• What you will do
Give back the full listing, character for character, with no pictures.

• Records for this exercise
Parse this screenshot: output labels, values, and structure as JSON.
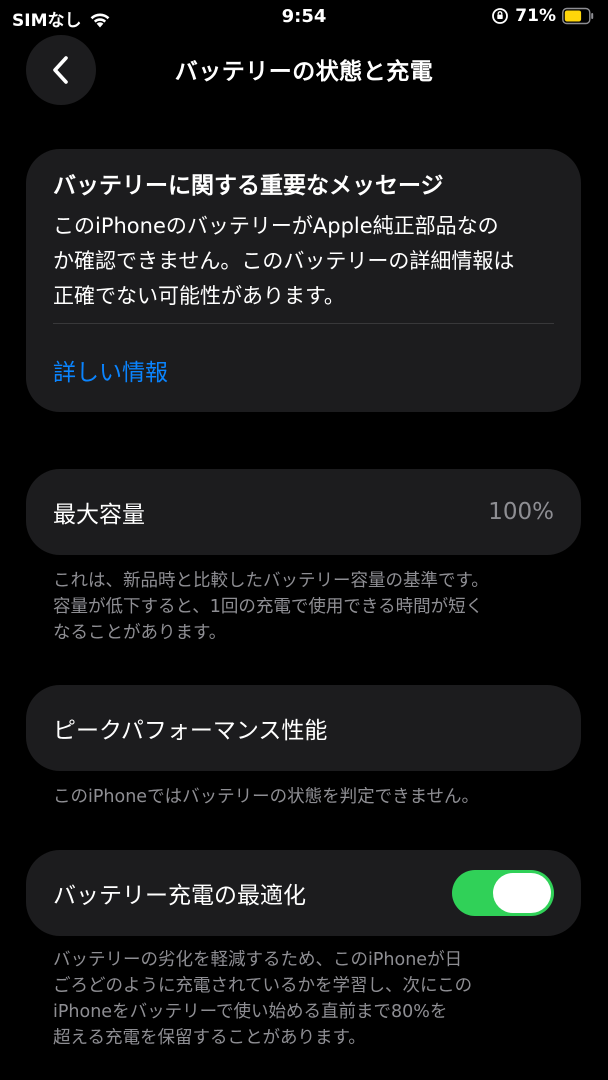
{
  "status_bar": {
    "carrier": "SIMなし",
    "time": "9:54",
    "battery_percent": "71%",
    "battery_level": 0.71,
    "battery_color": "#ffd60a"
  },
  "nav": {
    "title": "バッテリーの状態と充電",
    "back_icon": "chevron-left-icon"
  },
  "message_card": {
    "title": "バッテリーに関する重要なメッセージ",
    "body_lines": [
      "このiPhoneのバッテリーがApple純正部品なの",
      "か確認できません。このバッテリーの詳細情報は",
      "正確でない可能性があります。"
    ],
    "link_label": "詳しい情報"
  },
  "max_capacity": {
    "label": "最大容量",
    "value": "100%",
    "footnote_lines": [
      "これは、新品時と比較したバッテリー容量の基準です。",
      "容量が低下すると、1回の充電で使用できる時間が短く",
      "なることがあります。"
    ]
  },
  "peak_performance": {
    "label": "ピークパフォーマンス性能",
    "footnote_lines": [
      "このiPhoneではバッテリーの状態を判定できません。"
    ]
  },
  "optimized_charging": {
    "label": "バッテリー充電の最適化",
    "enabled": true,
    "footnote_lines": [
      "バッテリーの劣化を軽減するため、このiPhoneが日",
      "ごろどのように充電されているかを学習し、次にこの",
      "iPhoneをバッテリーで使い始める直前まで80%を",
      "超える充電を保留することがあります。"
    ]
  },
  "colors": {
    "background": "#000000",
    "card": "#1c1c1e",
    "link": "#0a84ff",
    "secondary_text": "#8e8e93",
    "toggle_on": "#30d158"
  }
}
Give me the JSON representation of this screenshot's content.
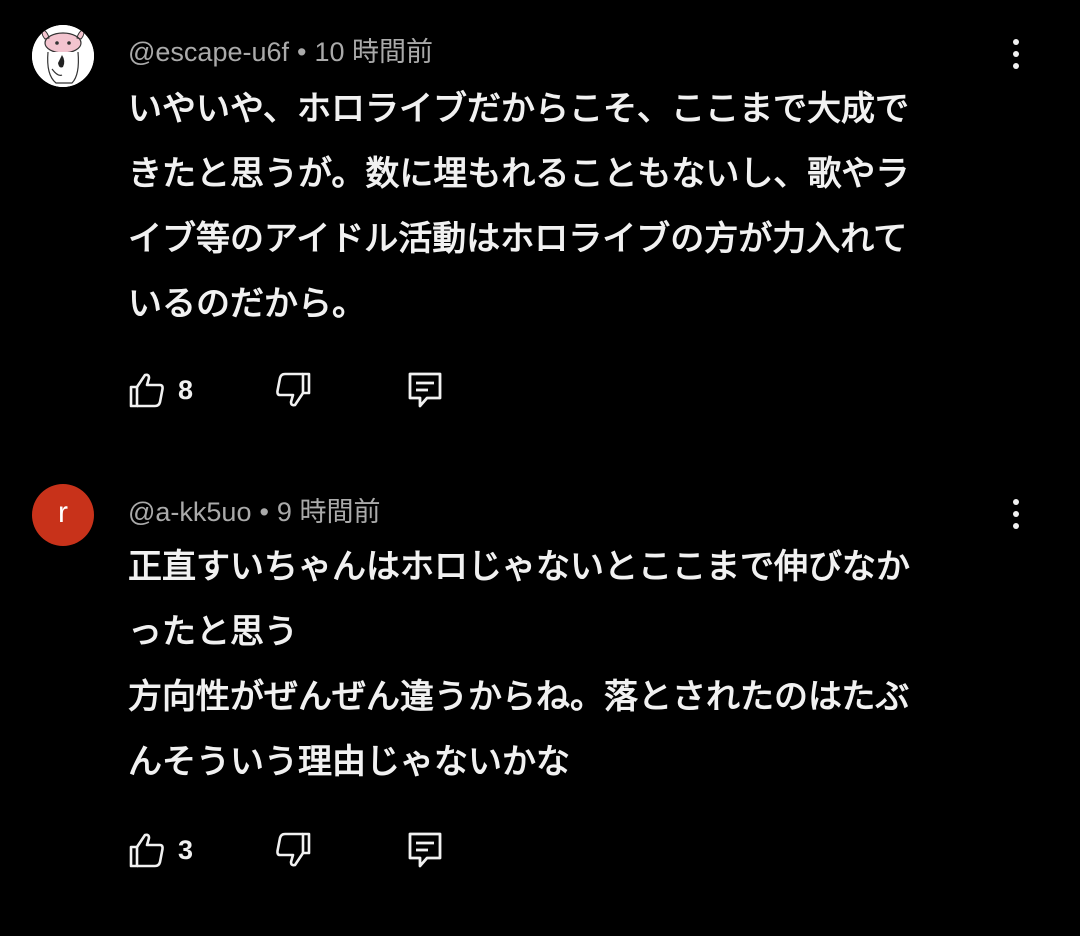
{
  "comments": [
    {
      "author": "@escape-u6f",
      "separator": "•",
      "time": "10 時間前",
      "avatar_icon": "cow-avatar-icon",
      "lines": [
        "いやいや、ホロライブだからこそ、ここまで大成で",
        "きたと思うが。数に埋もれることもないし、歌やラ",
        "イブ等のアイドル活動はホロライブの方が力入れて",
        "いるのだから。"
      ],
      "likes": "8"
    },
    {
      "author": "@a-kk5uo",
      "separator": "•",
      "time": "9 時間前",
      "avatar_letter": "r",
      "avatar_color": "#c8321a",
      "lines": [
        "正直すいちゃんはホロじゃないとここまで伸びなか",
        "ったと思う",
        "方向性がぜんぜん違うからね。落とされたのはたぶ",
        "んそういう理由じゃないかな"
      ],
      "likes": "3"
    }
  ],
  "icons": {
    "like": "thumbs-up-icon",
    "dislike": "thumbs-down-icon",
    "reply": "reply-comment-icon",
    "menu": "more-vert-icon"
  }
}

• In response
Parse this screenshot: output labels, values, and structure as JSON.
{
  "status_bar": {
    "carrier": "SIMなし",
    "time": "9:54",
    "battery_percent": "71%",
    "battery_level": 0.71,
    "battery_color": "#ffd60a"
  },
  "nav": {
    "title": "バッテリーの状態と充電",
    "back_icon": "chevron-left-icon"
  },
  "message_card": {
    "title": "バッテリーに関する重要なメッセージ",
    "body_lines": [
      "このiPhoneのバッテリーがApple純正部品なの",
      "か確認できません。このバッテリーの詳細情報は",
      "正確でない可能性があります。"
    ],
    "link_label": "詳しい情報"
  },
  "max_capacity": {
    "label": "最大容量",
    "value": "100%",
    "footnote_lines": [
      "これは、新品時と比較したバッテリー容量の基準です。",
      "容量が低下すると、1回の充電で使用できる時間が短く",
      "なることがあります。"
    ]
  },
  "peak_performance": {
    "label": "ピークパフォーマンス性能",
    "footnote_lines": [
      "このiPhoneではバッテリーの状態を判定できません。"
    ]
  },
  "optimized_charging": {
    "label": "バッテリー充電の最適化",
    "enabled": true,
    "footnote_lines": [
      "バッテリーの劣化を軽減するため、このiPhoneが日",
      "ごろどのように充電されているかを学習し、次にこの",
      "iPhoneをバッテリーで使い始める直前まで80%を",
      "超える充電を保留することがあります。"
    ]
  },
  "colors": {
    "background": "#000000",
    "card": "#1c1c1e",
    "link": "#0a84ff",
    "secondary_text": "#8e8e93",
    "toggle_on": "#30d158"
  }
}
Give me the JSON representation of this screenshot's content.
{
  "comments": [
    {
      "author": "@escape-u6f",
      "separator": "•",
      "time": "10 時間前",
      "avatar_icon": "cow-avatar-icon",
      "lines": [
        "いやいや、ホロライブだからこそ、ここまで大成で",
        "きたと思うが。数に埋もれることもないし、歌やラ",
        "イブ等のアイドル活動はホロライブの方が力入れて",
        "いるのだから。"
      ],
      "likes": "8"
    },
    {
      "author": "@a-kk5uo",
      "separator": "•",
      "time": "9 時間前",
      "avatar_letter": "r",
      "avatar_color": "#c8321a",
      "lines": [
        "正直すいちゃんはホロじゃないとここまで伸びなか",
        "ったと思う",
        "方向性がぜんぜん違うからね。落とされたのはたぶ",
        "んそういう理由じゃないかな"
      ],
      "likes": "3"
    }
  ],
  "icons": {
    "like": "thumbs-up-icon",
    "dislike": "thumbs-down-icon",
    "reply": "reply-comment-icon",
    "menu": "more-vert-icon"
  }
}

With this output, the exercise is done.